- [Aim of the task]
Copy each line of the records that holds the string "ASCII".

Dataset items:
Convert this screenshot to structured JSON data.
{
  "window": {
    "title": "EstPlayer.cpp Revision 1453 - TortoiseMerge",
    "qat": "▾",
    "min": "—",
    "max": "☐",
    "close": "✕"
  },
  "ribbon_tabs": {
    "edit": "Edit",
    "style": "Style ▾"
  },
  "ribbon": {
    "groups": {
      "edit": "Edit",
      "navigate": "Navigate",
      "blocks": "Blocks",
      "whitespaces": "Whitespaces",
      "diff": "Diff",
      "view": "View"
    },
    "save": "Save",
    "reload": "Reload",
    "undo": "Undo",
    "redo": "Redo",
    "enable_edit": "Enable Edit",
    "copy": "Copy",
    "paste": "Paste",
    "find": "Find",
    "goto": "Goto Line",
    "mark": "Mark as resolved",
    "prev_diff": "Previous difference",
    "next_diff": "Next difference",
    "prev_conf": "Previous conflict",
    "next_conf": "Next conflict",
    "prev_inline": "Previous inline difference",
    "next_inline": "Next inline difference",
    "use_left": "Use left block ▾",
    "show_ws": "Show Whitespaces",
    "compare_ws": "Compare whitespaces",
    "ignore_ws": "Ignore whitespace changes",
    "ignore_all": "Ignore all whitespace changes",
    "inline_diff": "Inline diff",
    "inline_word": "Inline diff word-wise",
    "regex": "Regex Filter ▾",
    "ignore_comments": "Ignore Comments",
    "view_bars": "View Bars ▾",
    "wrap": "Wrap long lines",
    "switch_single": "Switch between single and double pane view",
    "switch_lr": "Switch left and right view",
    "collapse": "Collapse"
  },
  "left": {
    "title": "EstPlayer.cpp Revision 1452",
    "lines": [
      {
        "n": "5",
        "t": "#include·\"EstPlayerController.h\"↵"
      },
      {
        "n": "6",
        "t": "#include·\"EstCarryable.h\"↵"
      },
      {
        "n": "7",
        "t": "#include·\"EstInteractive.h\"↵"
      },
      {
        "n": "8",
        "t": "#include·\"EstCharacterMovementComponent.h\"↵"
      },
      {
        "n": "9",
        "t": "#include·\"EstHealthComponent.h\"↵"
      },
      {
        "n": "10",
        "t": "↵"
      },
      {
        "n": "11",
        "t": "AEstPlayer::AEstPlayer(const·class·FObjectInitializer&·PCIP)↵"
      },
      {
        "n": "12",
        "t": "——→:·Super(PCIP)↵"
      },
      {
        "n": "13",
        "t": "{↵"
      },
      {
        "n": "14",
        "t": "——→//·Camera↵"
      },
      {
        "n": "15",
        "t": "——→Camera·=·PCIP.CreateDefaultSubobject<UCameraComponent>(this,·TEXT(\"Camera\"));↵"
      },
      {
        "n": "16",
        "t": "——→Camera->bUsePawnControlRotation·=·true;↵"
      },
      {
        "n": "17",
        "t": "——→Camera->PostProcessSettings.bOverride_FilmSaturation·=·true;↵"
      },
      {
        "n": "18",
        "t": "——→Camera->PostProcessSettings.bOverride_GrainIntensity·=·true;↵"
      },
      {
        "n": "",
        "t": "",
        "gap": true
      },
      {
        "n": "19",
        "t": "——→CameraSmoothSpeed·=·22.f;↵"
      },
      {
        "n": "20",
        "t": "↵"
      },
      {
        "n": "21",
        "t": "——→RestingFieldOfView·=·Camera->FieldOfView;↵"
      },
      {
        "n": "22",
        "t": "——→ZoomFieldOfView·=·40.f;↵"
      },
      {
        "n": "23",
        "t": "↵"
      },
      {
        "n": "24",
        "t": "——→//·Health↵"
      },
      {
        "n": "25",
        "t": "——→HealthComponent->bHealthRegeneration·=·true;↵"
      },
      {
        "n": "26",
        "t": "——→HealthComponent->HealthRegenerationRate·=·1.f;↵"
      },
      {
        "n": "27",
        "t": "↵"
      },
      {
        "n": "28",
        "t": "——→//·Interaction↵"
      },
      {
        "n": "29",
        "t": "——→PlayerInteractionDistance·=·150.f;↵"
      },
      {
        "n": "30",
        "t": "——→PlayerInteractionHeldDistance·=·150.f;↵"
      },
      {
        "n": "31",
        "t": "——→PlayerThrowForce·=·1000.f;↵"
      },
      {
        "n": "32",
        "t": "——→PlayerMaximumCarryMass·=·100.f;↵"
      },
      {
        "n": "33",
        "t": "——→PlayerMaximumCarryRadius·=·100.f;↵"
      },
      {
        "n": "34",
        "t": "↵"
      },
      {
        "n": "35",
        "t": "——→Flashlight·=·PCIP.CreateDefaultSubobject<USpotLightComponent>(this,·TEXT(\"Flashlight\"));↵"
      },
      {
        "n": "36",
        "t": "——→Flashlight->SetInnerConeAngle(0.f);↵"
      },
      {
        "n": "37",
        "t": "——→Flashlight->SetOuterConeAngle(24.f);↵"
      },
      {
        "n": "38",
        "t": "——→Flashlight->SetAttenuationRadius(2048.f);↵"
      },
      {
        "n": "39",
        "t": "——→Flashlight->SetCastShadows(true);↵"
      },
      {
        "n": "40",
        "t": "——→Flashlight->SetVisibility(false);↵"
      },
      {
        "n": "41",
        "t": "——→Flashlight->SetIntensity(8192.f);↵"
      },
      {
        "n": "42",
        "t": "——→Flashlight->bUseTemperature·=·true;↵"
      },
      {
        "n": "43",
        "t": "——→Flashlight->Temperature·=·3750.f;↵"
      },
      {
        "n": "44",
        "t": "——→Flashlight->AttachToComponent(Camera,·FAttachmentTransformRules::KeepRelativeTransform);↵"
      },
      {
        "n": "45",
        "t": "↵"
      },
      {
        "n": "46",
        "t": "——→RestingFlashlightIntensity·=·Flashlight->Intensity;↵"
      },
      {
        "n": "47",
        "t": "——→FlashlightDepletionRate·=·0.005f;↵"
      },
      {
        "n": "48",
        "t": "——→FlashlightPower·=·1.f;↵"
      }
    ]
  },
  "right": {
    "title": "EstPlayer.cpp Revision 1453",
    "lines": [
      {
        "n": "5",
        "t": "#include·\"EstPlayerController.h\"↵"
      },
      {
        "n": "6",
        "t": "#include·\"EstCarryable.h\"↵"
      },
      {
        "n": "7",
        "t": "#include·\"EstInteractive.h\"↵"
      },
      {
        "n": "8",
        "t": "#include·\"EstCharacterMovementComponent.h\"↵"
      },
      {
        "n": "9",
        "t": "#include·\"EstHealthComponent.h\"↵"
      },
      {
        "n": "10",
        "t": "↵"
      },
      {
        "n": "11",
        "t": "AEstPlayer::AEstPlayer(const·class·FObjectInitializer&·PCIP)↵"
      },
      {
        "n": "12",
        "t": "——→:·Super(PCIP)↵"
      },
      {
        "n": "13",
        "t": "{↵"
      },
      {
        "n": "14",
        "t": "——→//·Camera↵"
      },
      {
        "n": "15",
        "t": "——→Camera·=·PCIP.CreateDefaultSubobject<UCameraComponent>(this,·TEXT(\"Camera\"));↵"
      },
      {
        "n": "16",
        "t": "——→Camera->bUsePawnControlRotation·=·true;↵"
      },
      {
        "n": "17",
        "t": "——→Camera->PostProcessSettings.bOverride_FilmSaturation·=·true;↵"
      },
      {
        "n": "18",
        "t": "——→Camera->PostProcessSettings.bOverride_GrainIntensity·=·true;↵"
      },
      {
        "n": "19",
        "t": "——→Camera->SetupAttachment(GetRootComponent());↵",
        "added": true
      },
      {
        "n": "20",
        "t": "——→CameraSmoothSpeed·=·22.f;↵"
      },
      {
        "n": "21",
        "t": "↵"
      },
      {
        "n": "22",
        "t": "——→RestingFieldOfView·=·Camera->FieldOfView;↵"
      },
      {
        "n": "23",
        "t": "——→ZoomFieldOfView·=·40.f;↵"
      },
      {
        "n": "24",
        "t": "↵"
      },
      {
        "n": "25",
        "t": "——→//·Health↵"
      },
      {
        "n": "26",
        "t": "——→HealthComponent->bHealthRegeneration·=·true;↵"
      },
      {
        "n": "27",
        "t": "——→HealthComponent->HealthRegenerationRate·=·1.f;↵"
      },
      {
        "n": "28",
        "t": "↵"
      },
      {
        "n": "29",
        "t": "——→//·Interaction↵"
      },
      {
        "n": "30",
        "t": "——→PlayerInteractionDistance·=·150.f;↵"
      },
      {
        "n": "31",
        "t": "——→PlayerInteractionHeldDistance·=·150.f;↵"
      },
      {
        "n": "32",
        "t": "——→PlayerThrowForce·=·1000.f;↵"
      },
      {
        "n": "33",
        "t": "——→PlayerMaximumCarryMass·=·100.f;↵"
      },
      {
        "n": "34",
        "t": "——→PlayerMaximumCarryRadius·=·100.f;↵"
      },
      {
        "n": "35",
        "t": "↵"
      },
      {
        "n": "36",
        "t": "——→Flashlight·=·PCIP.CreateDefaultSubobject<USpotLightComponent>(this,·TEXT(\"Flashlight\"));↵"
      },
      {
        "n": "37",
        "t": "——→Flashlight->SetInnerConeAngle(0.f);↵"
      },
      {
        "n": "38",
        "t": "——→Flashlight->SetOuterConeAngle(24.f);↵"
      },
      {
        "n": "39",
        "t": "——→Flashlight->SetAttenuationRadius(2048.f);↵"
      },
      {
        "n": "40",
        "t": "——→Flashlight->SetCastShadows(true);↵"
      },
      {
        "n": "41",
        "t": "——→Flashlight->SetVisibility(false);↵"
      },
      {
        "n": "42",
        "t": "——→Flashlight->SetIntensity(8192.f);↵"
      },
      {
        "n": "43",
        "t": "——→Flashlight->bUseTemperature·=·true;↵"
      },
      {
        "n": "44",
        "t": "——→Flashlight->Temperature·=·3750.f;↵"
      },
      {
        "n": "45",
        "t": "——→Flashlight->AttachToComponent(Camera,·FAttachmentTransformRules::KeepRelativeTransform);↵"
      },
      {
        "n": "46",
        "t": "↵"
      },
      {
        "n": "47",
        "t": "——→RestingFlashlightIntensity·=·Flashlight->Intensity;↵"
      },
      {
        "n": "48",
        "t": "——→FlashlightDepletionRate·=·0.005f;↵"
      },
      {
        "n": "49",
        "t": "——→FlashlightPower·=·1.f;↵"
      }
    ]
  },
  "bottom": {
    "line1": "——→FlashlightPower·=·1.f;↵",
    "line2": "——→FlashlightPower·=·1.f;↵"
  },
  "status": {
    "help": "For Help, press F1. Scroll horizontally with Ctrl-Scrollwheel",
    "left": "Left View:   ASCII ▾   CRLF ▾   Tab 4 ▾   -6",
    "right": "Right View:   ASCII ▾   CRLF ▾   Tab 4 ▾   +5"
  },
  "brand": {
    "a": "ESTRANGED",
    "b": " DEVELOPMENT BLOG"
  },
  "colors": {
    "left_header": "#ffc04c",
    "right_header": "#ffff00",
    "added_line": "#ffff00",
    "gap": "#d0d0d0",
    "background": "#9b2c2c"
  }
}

- [Expected answer]
    "left": "Left View:   ASCII ▾   CRLF ▾   Tab 4 ▾   -6",
    "right": "Right View:   ASCII ▾   CRLF ▾   Tab 4 ▾   +5"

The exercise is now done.